- [The exercise]:
Report back each line of the records that contains the string "category".

- [Exercise data]:
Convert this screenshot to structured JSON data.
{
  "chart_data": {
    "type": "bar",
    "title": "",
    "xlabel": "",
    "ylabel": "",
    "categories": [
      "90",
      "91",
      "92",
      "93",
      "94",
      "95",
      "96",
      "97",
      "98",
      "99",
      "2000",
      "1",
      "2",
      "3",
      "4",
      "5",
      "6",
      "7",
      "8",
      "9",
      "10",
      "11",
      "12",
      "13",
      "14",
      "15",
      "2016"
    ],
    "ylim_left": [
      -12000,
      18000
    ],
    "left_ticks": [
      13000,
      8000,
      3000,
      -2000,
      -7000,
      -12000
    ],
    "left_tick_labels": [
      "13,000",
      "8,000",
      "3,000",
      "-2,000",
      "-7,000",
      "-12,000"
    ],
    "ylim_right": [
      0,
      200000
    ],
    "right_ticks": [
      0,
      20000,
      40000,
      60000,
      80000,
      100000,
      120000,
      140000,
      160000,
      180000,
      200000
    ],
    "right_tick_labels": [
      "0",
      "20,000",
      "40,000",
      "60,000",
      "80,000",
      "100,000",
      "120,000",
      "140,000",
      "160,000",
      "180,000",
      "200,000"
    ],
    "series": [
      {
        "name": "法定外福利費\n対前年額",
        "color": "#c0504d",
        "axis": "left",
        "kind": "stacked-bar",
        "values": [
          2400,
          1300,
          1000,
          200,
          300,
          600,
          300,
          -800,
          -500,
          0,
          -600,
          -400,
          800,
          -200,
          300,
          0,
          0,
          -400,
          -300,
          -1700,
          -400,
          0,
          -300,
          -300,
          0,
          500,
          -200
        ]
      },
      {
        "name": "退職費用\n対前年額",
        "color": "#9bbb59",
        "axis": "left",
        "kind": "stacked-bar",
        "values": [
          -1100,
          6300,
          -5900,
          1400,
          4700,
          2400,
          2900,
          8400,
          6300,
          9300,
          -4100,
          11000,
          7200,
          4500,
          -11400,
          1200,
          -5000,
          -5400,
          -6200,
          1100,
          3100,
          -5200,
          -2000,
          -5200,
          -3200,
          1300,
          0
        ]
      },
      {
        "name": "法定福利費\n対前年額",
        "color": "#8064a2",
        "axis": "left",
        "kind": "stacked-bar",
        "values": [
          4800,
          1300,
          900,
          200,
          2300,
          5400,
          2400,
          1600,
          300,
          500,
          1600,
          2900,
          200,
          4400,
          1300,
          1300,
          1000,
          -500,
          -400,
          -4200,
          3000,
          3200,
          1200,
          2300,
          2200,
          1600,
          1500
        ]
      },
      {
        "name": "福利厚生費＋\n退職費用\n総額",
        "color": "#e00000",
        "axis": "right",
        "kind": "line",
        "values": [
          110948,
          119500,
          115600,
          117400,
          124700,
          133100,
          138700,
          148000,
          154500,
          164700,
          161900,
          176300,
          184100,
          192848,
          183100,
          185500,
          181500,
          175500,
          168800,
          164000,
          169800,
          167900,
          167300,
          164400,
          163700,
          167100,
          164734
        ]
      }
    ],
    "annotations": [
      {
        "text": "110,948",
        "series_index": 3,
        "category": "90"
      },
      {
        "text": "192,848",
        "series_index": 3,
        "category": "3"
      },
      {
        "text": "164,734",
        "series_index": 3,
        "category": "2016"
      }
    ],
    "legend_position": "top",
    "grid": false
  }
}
==
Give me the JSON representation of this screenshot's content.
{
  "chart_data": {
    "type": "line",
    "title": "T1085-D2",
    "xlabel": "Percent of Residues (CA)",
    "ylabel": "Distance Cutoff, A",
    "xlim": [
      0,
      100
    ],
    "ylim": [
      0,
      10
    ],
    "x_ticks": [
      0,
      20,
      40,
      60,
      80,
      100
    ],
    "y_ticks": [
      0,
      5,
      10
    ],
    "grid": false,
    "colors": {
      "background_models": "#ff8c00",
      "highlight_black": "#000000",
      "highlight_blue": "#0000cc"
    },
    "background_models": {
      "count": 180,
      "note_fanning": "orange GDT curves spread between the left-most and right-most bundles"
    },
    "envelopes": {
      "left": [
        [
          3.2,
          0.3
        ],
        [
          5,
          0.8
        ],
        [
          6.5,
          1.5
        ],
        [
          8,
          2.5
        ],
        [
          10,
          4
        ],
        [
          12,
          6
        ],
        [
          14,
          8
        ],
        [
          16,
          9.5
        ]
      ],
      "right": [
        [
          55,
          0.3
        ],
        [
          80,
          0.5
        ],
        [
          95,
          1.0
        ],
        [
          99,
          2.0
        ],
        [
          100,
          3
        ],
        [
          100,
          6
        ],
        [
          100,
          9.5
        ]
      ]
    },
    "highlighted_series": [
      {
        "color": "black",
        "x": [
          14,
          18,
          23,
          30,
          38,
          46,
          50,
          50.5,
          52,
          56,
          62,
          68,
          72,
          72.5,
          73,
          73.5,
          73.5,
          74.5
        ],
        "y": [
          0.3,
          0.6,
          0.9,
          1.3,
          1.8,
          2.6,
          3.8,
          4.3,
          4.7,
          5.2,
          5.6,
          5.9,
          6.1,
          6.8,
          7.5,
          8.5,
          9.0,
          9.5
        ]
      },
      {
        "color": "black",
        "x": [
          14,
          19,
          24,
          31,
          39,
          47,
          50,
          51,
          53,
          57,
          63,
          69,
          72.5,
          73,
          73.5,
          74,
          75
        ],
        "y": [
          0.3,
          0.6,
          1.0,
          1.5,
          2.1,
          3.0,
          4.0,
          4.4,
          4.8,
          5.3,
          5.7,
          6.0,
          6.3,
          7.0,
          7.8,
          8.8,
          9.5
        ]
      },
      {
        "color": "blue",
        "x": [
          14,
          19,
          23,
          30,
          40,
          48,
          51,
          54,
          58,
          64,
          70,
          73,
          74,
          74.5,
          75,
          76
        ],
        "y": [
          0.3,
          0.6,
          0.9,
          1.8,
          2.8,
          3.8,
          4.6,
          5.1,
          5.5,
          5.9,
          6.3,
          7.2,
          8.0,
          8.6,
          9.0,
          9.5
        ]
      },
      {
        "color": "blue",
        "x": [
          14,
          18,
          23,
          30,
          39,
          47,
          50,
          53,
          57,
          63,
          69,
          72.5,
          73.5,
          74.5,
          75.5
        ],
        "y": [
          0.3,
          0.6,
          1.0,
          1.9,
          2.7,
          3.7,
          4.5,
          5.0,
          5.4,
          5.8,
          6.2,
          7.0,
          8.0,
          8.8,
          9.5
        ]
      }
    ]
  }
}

- [Result below]:
        "category": "90"
        "category": "3"
        "category": "2016"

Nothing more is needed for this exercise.